*Instructions for the task*
The records below are to be repeated in full, exactly as they are.

---

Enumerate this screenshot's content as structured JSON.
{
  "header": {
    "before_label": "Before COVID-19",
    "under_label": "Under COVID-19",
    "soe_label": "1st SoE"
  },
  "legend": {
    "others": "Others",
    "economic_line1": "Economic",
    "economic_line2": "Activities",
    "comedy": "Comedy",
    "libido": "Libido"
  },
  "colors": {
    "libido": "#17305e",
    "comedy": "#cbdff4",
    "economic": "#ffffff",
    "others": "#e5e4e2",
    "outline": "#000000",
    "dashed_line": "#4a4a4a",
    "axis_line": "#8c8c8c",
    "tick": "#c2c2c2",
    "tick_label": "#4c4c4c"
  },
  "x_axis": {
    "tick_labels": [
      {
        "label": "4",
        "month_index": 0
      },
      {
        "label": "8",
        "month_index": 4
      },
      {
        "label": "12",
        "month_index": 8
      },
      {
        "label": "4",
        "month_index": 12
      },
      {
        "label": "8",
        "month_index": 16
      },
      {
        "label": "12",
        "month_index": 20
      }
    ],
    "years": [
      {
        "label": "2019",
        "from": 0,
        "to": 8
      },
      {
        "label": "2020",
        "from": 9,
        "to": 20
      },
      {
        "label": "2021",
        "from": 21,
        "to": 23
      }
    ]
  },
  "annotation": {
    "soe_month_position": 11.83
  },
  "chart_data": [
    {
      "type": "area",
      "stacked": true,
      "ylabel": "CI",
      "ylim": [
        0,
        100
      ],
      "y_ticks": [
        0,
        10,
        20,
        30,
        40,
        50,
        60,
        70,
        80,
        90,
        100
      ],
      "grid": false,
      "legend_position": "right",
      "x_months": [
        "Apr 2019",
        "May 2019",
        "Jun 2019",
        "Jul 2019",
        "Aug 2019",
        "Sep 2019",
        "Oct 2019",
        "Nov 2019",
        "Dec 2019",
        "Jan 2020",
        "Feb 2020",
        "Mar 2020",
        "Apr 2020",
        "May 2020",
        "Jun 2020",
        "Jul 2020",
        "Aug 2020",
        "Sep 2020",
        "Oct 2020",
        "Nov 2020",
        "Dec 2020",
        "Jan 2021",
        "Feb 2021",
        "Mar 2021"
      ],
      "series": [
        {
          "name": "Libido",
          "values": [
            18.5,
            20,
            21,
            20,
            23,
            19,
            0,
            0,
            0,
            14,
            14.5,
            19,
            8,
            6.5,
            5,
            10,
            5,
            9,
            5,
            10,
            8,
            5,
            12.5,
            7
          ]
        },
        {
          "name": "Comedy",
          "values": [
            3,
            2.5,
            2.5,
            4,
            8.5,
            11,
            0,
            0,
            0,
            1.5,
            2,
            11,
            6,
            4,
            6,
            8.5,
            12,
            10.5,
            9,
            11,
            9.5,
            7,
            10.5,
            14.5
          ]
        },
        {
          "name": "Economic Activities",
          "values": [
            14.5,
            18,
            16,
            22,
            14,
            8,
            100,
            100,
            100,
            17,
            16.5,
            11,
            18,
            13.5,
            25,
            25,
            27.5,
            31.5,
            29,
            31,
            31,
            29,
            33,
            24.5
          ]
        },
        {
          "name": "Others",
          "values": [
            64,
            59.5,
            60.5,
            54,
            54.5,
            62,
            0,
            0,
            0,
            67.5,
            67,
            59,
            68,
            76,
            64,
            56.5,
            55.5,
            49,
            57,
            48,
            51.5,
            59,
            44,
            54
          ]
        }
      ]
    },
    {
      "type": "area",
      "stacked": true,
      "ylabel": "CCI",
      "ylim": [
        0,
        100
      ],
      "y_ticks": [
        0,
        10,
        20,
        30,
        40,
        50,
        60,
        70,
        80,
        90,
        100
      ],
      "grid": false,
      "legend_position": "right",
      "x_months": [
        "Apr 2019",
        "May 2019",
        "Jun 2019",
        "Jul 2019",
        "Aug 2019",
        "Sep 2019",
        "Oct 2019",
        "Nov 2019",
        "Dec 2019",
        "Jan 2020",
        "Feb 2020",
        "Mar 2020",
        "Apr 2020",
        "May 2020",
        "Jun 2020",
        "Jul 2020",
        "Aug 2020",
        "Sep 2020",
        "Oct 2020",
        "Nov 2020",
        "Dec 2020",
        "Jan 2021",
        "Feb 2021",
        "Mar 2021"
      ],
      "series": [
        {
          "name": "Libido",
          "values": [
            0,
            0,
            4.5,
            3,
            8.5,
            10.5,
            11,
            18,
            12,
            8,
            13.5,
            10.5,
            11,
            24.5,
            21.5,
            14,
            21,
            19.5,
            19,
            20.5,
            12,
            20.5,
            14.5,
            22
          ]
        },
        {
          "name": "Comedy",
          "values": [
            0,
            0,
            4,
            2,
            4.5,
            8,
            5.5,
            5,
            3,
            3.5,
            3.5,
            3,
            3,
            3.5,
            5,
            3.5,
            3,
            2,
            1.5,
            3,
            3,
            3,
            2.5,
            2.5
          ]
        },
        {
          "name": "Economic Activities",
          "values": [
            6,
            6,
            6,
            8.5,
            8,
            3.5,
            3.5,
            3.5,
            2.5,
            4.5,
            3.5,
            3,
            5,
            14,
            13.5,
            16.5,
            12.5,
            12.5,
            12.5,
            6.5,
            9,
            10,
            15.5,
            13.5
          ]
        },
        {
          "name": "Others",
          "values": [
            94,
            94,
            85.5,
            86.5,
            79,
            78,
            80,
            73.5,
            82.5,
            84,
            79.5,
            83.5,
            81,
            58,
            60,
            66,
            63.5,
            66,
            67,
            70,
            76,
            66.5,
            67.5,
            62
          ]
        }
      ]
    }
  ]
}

---

*Expected output*
Enumerate this screenshot's content as structured JSON.
{
  "header": {
    "before_label": "Before COVID-19",
    "under_label": "Under COVID-19",
    "soe_label": "1st SoE"
  },
  "legend": {
    "others": "Others",
    "economic_line1": "Economic",
    "economic_line2": "Activities",
    "comedy": "Comedy",
    "libido": "Libido"
  },
  "colors": {
    "libido": "#17305e",
    "comedy": "#cbdff4",
    "economic": "#ffffff",
    "others": "#e5e4e2",
    "outline": "#000000",
    "dashed_line": "#4a4a4a",
    "axis_line": "#8c8c8c",
    "tick": "#c2c2c2",
    "tick_label": "#4c4c4c"
  },
  "x_axis": {
    "tick_labels": [
      {
        "label": "4",
        "month_index": 0
      },
      {
        "label": "8",
        "month_index": 4
      },
      {
        "label": "12",
        "month_index": 8
      },
      {
        "label": "4",
        "month_index": 12
      },
      {
        "label": "8",
        "month_index": 16
      },
      {
        "label": "12",
        "month_index": 20
      }
    ],
    "years": [
      {
        "label": "2019",
        "from": 0,
        "to": 8
      },
      {
        "label": "2020",
        "from": 9,
        "to": 20
      },
      {
        "label": "2021",
        "from": 21,
        "to": 23
      }
    ]
  },
  "annotation": {
    "soe_month_position": 11.83
  },
  "chart_data": [
    {
      "type": "area",
      "stacked": true,
      "ylabel": "CI",
      "ylim": [
        0,
        100
      ],
      "y_ticks": [
        0,
        10,
        20,
        30,
        40,
        50,
        60,
        70,
        80,
        90,
        100
      ],
      "grid": false,
      "legend_position": "right",
      "x_months": [
        "Apr 2019",
        "May 2019",
        "Jun 2019",
        "Jul 2019",
        "Aug 2019",
        "Sep 2019",
        "Oct 2019",
        "Nov 2019",
        "Dec 2019",
        "Jan 2020",
        "Feb 2020",
        "Mar 2020",
        "Apr 2020",
        "May 2020",
        "Jun 2020",
        "Jul 2020",
        "Aug 2020",
        "Sep 2020",
        "Oct 2020",
        "Nov 2020",
        "Dec 2020",
        "Jan 2021",
        "Feb 2021",
        "Mar 2021"
      ],
      "series": [
        {
          "name": "Libido",
          "values": [
            18.5,
            20,
            21,
            20,
            23,
            19,
            0,
            0,
            0,
            14,
            14.5,
            19,
            8,
            6.5,
            5,
            10,
            5,
            9,
            5,
            10,
            8,
            5,
            12.5,
            7
          ]
        },
        {
          "name": "Comedy",
          "values": [
            3,
            2.5,
            2.5,
            4,
            8.5,
            11,
            0,
            0,
            0,
            1.5,
            2,
            11,
            6,
            4,
            6,
            8.5,
            12,
            10.5,
            9,
            11,
            9.5,
            7,
            10.5,
            14.5
          ]
        },
        {
          "name": "Economic Activities",
          "values": [
            14.5,
            18,
            16,
            22,
            14,
            8,
            100,
            100,
            100,
            17,
            16.5,
            11,
            18,
            13.5,
            25,
            25,
            27.5,
            31.5,
            29,
            31,
            31,
            29,
            33,
            24.5
          ]
        },
        {
          "name": "Others",
          "values": [
            64,
            59.5,
            60.5,
            54,
            54.5,
            62,
            0,
            0,
            0,
            67.5,
            67,
            59,
            68,
            76,
            64,
            56.5,
            55.5,
            49,
            57,
            48,
            51.5,
            59,
            44,
            54
          ]
        }
      ]
    },
    {
      "type": "area",
      "stacked": true,
      "ylabel": "CCI",
      "ylim": [
        0,
        100
      ],
      "y_ticks": [
        0,
        10,
        20,
        30,
        40,
        50,
        60,
        70,
        80,
        90,
        100
      ],
      "grid": false,
      "legend_position": "right",
      "x_months": [
        "Apr 2019",
        "May 2019",
        "Jun 2019",
        "Jul 2019",
        "Aug 2019",
        "Sep 2019",
        "Oct 2019",
        "Nov 2019",
        "Dec 2019",
        "Jan 2020",
        "Feb 2020",
        "Mar 2020",
        "Apr 2020",
        "May 2020",
        "Jun 2020",
        "Jul 2020",
        "Aug 2020",
        "Sep 2020",
        "Oct 2020",
        "Nov 2020",
        "Dec 2020",
        "Jan 2021",
        "Feb 2021",
        "Mar 2021"
      ],
      "series": [
        {
          "name": "Libido",
          "values": [
            0,
            0,
            4.5,
            3,
            8.5,
            10.5,
            11,
            18,
            12,
            8,
            13.5,
            10.5,
            11,
            24.5,
            21.5,
            14,
            21,
            19.5,
            19,
            20.5,
            12,
            20.5,
            14.5,
            22
          ]
        },
        {
          "name": "Comedy",
          "values": [
            0,
            0,
            4,
            2,
            4.5,
            8,
            5.5,
            5,
            3,
            3.5,
            3.5,
            3,
            3,
            3.5,
            5,
            3.5,
            3,
            2,
            1.5,
            3,
            3,
            3,
            2.5,
            2.5
          ]
        },
        {
          "name": "Economic Activities",
          "values": [
            6,
            6,
            6,
            8.5,
            8,
            3.5,
            3.5,
            3.5,
            2.5,
            4.5,
            3.5,
            3,
            5,
            14,
            13.5,
            16.5,
            12.5,
            12.5,
            12.5,
            6.5,
            9,
            10,
            15.5,
            13.5
          ]
        },
        {
          "name": "Others",
          "values": [
            94,
            94,
            85.5,
            86.5,
            79,
            78,
            80,
            73.5,
            82.5,
            84,
            79.5,
            83.5,
            81,
            58,
            60,
            66,
            63.5,
            66,
            67,
            70,
            76,
            66.5,
            67.5,
            62
          ]
        }
      ]
    }
  ]
}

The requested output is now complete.